[Dataset items]
# # #

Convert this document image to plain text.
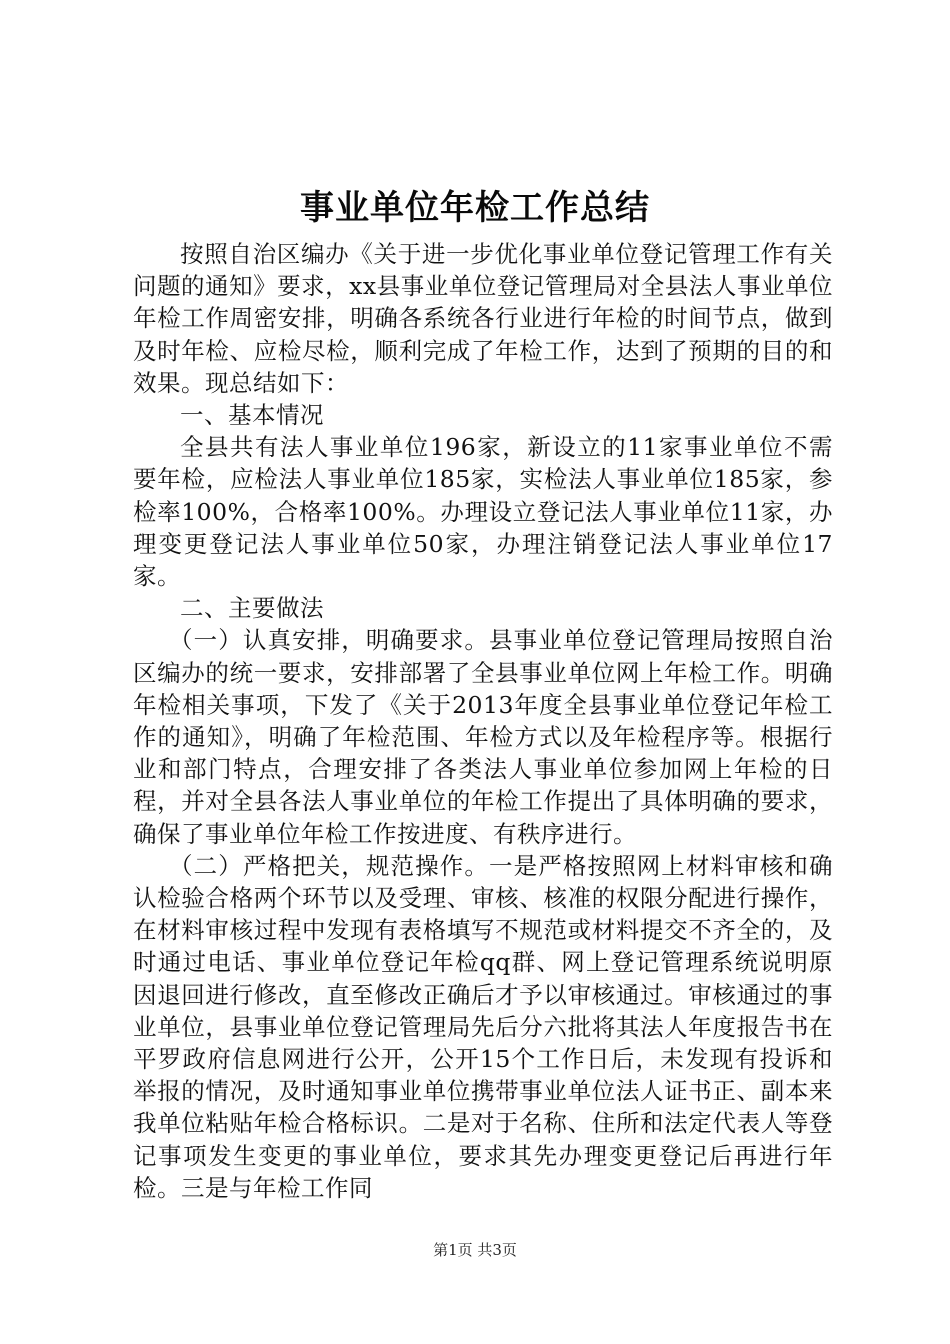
事业单位年检工作总结

按照自治区编办《关于进一步优化事业单位登记管理工作有关问题的通知》要求，xx县事业单位登记管理局对全县法人事业单位年检工作周密安排，明确各系统各行业进行年检的时间节点，做到及时年检、应检尽检，顺利完成了年检工作，达到了预期的目的和效果。现总结如下：

一、基本情况

全县共有法人事业单位196家，新设立的11家事业单位不需要年检，应检法人事业单位185家，实检法人事业单位185家，参检率100%，合格率100%。办理设立登记法人事业单位11家，办理变更登记法人事业单位50家，办理注销登记法人事业单位17家。

二、主要做法

（一）认真安排，明确要求。县事业单位登记管理局按照自治区编办的统一要求，安排部署了全县事业单位网上年检工作。明确年检相关事项，下发了《关于2013年度全县事业单位登记年检工作的通知》，明确了年检范围、年检方式以及年检程序等。根据行业和部门特点，合理安排了各类法人事业单位参加网上年检的日程，并对全县各法人事业单位的年检工作提出了具体明确的要求，确保了事业单位年检工作按进度、有秩序进行。

（二）严格把关，规范操作。一是严格按照网上材料审核和确认检验合格两个环节以及受理、审核、核准的权限分配进行操作，在材料审核过程中发现有表格填写不规范或材料提交不齐全的，及时通过电话、事业单位登记年检qq群、网上登记管理系统说明原因退回进行修改，直至修改正确后才予以审核通过。审核通过的事业单位，县事业单位登记管理局先后分六批将其法人年度报告书在平罗政府信息网进行公开，公开15个工作日后，未发现有投诉和举报的情况，及时通知事业单位携带事业单位法人证书正、副本来我单位粘贴年检合格标识。二是对于名称、住所和法定代表人等登记事项发生变更的事业单位，要求其先办理变更登记后再进行年检。三是与年检工作同

第1页 共3页
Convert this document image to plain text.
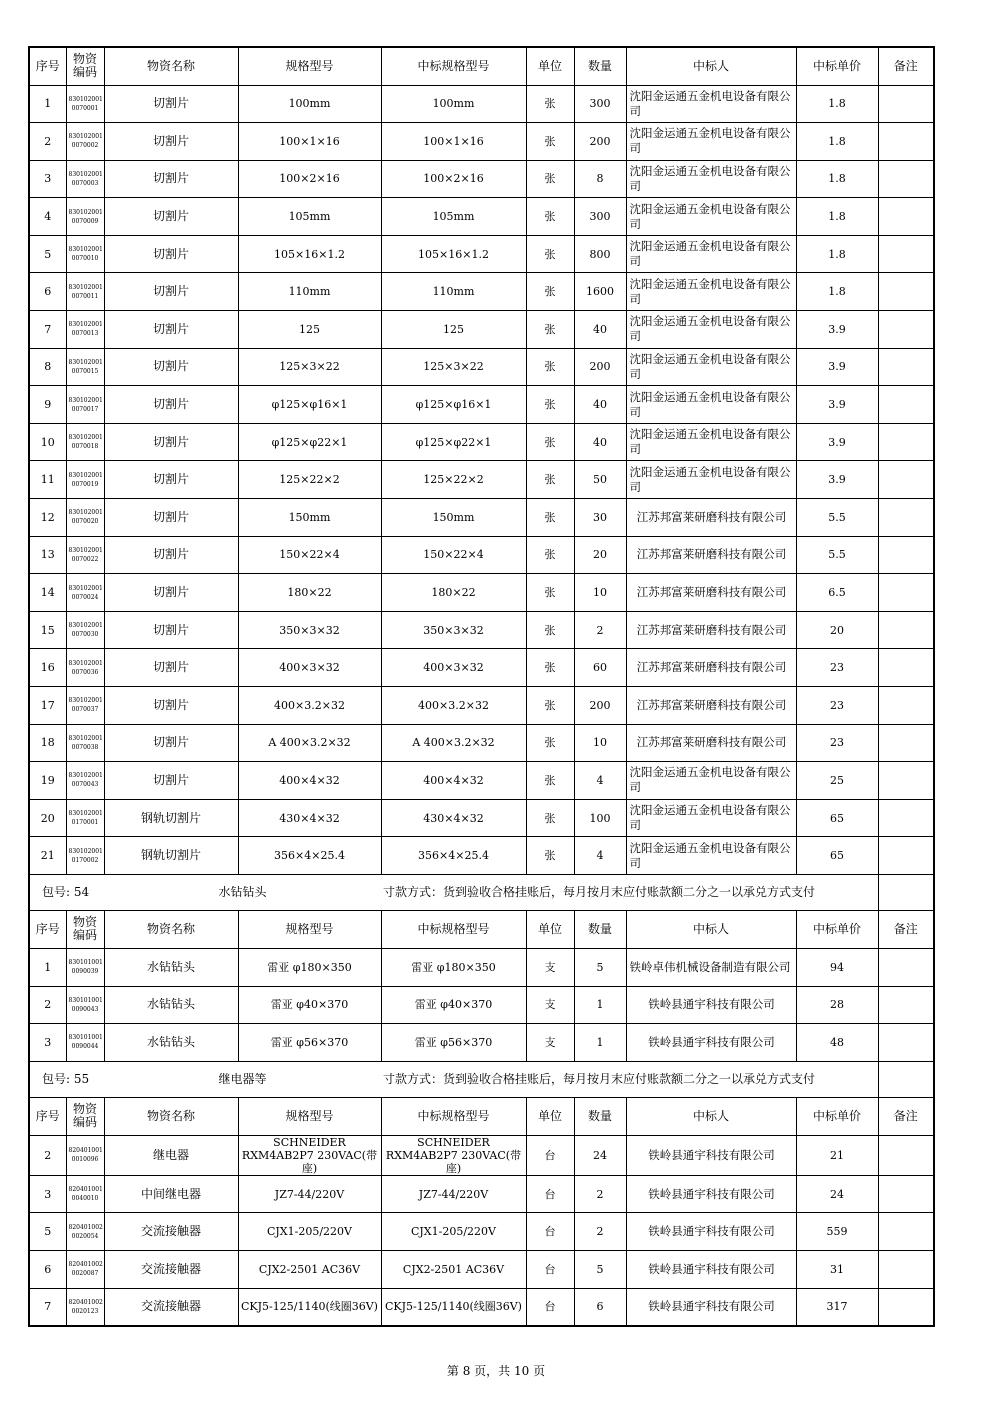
序号	物资编码	物资名称	规格型号	中标规格型号	单位	数量	中标人	中标单价	备注
1	830102001 0070001	切割片	100mm	100mm	张	300	沈阳金运通五金机电设备有限公司	1.8	
2	830102001 0070002	切割片	100×1×16	100×1×16	张	200	沈阳金运通五金机电设备有限公司	1.8	
3	830102001 0070003	切割片	100×2×16	100×2×16	张	8	沈阳金运通五金机电设备有限公司	1.8	
4	830102001 0070009	切割片	105mm	105mm	张	300	沈阳金运通五金机电设备有限公司	1.8	
5	830102001 0070010	切割片	105×16×1.2	105×16×1.2	张	800	沈阳金运通五金机电设备有限公司	1.8	
6	830102001 0070011	切割片	110mm	110mm	张	1600	沈阳金运通五金机电设备有限公司	1.8	
7	830102001 0070013	切割片	125	125	张	40	沈阳金运通五金机电设备有限公司	3.9	
8	830102001 0070015	切割片	125×3×22	125×3×22	张	200	沈阳金运通五金机电设备有限公司	3.9	
9	830102001 0070017	切割片	φ125×φ16×1	φ125×φ16×1	张	40	沈阳金运通五金机电设备有限公司	3.9	
10	830102001 0070018	切割片	φ125×φ22×1	φ125×φ22×1	张	40	沈阳金运通五金机电设备有限公司	3.9	
11	830102001 0070019	切割片	125×22×2	125×22×2	张	50	沈阳金运通五金机电设备有限公司	3.9	
12	830102001 0070020	切割片	150mm	150mm	张	30	江苏邦富莱研磨科技有限公司	5.5	
13	830102001 0070022	切割片	150×22×4	150×22×4	张	20	江苏邦富莱研磨科技有限公司	5.5	
14	830102001 0070024	切割片	180×22	180×22	张	10	江苏邦富莱研磨科技有限公司	6.5	
15	830102001 0070030	切割片	350×3×32	350×3×32	张	2	江苏邦富莱研磨科技有限公司	20	
16	830102001 0070036	切割片	400×3×32	400×3×32	张	60	江苏邦富莱研磨科技有限公司	23	
17	830102001 0070037	切割片	400×3.2×32	400×3.2×32	张	200	江苏邦富莱研磨科技有限公司	23	
18	830102001 0070038	切割片	A 400×3.2×32	A 400×3.2×32	张	10	江苏邦富莱研磨科技有限公司	23	
19	830102001 0070043	切割片	400×4×32	400×4×32	张	4	沈阳金运通五金机电设备有限公司	25	
20	830102001 0170001	钢轨切割片	430×4×32	430×4×32	张	100	沈阳金运通五金机电设备有限公司	65	
21	830102001 0170002	钢轨切割片	356×4×25.4	356×4×25.4	张	4	沈阳金运通五金机电设备有限公司	65	
包号: 54		水钻钻头		寸款方式：货到验收合格挂账后，每月按月末应付账款额二分之一以承兑方式支付					
序号	物资编码	物资名称	规格型号	中标规格型号	单位	数量	中标人	中标单价	备注
1	830101001 0090039	水钻钻头	雷亚 φ180×350	雷亚 φ180×350	支	5	铁岭卓伟机械设备制造有限公司	94	
2	830101001 0090043	水钻钻头	雷亚 φ40×370	雷亚 φ40×370	支	1	铁岭县通宇科技有限公司	28	
3	830101001 0090044	水钻钻头	雷亚 φ56×370	雷亚 φ56×370	支	1	铁岭县通宇科技有限公司	48	
包号: 55		继电器等		寸款方式：货到验收合格挂账后，每月按月末应付账款额二分之一以承兑方式支付					
序号	物资编码	物资名称	规格型号	中标规格型号	单位	数量	中标人	中标单价	备注
2	820401001 0010096	继电器	SCHNEIDER RXM4AB2P7 230VAC(带座)	SCHNEIDER RXM4AB2P7 230VAC(带座)	台	24	铁岭县通宇科技有限公司	21	
3	820401001 0040010	中间继电器	JZ7-44/220V	JZ7-44/220V	台	2	铁岭县通宇科技有限公司	24	
5	820401002 0020054	交流接触器	CJX1-205/220V	CJX1-205/220V	台	2	铁岭县通宇科技有限公司	559	
6	820401002 0020087	交流接触器	CJX2-2501 AC36V	CJX2-2501 AC36V	台	5	铁岭县通宇科技有限公司	31	
7	820401002 0020123	交流接触器	CKJ5-125/1140(线圈36V)	CKJ5-125/1140(线圈36V)	台	6	铁岭县通宇科技有限公司	317	
第 8 页，共 10 页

# # #

* **Exercise directions**:
Copy every line from the entries that contains the word "货到验收合格挂账后".

* **Full answer**:
包号: 54		水钻钻头		寸款方式：货到验收合格挂账后，每月按月末应付账款额二分之一以承兑方式支付					
包号: 55		继电器等		寸款方式：货到验收合格挂账后，每月按月末应付账款额二分之一以承兑方式支付					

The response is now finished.